◆ Stated goal ◆
Repeat exactly each line of the data provided below.

◆ Records for the task ◆
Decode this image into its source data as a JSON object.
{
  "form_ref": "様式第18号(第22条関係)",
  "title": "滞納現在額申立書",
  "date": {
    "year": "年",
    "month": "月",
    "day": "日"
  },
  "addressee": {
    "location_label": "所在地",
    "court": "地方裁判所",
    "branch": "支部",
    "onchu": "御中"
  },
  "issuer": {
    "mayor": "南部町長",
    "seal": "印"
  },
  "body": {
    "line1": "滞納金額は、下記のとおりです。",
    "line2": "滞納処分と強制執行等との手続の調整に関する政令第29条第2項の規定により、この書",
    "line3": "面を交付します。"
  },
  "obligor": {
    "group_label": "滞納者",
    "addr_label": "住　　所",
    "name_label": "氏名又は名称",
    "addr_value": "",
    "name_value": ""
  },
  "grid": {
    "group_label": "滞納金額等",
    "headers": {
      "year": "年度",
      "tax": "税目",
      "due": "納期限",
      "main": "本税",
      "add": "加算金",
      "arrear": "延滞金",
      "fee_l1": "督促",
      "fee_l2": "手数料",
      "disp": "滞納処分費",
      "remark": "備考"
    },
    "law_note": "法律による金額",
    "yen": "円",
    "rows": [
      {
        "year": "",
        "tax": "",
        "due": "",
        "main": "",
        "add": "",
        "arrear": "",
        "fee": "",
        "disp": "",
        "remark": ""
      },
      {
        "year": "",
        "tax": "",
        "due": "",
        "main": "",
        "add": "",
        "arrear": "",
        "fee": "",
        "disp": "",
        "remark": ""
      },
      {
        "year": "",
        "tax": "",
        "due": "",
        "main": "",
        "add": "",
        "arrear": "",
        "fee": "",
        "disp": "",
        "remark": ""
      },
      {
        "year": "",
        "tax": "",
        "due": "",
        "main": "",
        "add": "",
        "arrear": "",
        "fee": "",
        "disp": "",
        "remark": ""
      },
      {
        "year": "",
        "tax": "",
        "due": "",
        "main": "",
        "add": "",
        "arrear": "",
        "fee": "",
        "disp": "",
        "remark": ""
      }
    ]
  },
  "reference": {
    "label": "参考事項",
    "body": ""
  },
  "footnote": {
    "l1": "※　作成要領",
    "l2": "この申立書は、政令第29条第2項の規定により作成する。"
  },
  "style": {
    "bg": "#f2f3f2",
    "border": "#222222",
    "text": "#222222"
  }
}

◆ The output ◆
Decode this image into its source data as a JSON object.
{
  "form_ref": "様式第18号(第22条関係)",
  "title": "滞納現在額申立書",
  "date": {
    "year": "年",
    "month": "月",
    "day": "日"
  },
  "addressee": {
    "location_label": "所在地",
    "court": "地方裁判所",
    "branch": "支部",
    "onchu": "御中"
  },
  "issuer": {
    "mayor": "南部町長",
    "seal": "印"
  },
  "body": {
    "line1": "滞納金額は、下記のとおりです。",
    "line2": "滞納処分と強制執行等との手続の調整に関する政令第29条第2項の規定により、この書",
    "line3": "面を交付します。"
  },
  "obligor": {
    "group_label": "滞納者",
    "addr_label": "住　　所",
    "name_label": "氏名又は名称",
    "addr_value": "",
    "name_value": ""
  },
  "grid": {
    "group_label": "滞納金額等",
    "headers": {
      "year": "年度",
      "tax": "税目",
      "due": "納期限",
      "main": "本税",
      "add": "加算金",
      "arrear": "延滞金",
      "fee_l1": "督促",
      "fee_l2": "手数料",
      "disp": "滞納処分費",
      "remark": "備考"
    },
    "law_note": "法律による金額",
    "yen": "円",
    "rows": [
      {
        "year": "",
        "tax": "",
        "due": "",
        "main": "",
        "add": "",
        "arrear": "",
        "fee": "",
        "disp": "",
        "remark": ""
      },
      {
        "year": "",
        "tax": "",
        "due": "",
        "main": "",
        "add": "",
        "arrear": "",
        "fee": "",
        "disp": "",
        "remark": ""
      },
      {
        "year": "",
        "tax": "",
        "due": "",
        "main": "",
        "add": "",
        "arrear": "",
        "fee": "",
        "disp": "",
        "remark": ""
      },
      {
        "year": "",
        "tax": "",
        "due": "",
        "main": "",
        "add": "",
        "arrear": "",
        "fee": "",
        "disp": "",
        "remark": ""
      },
      {
        "year": "",
        "tax": "",
        "due": "",
        "main": "",
        "add": "",
        "arrear": "",
        "fee": "",
        "disp": "",
        "remark": ""
      }
    ]
  },
  "reference": {
    "label": "参考事項",
    "body": ""
  },
  "footnote": {
    "l1": "※　作成要領",
    "l2": "この申立書は、政令第29条第2項の規定により作成する。"
  },
  "style": {
    "bg": "#f2f3f2",
    "border": "#222222",
    "text": "#222222"
  }
}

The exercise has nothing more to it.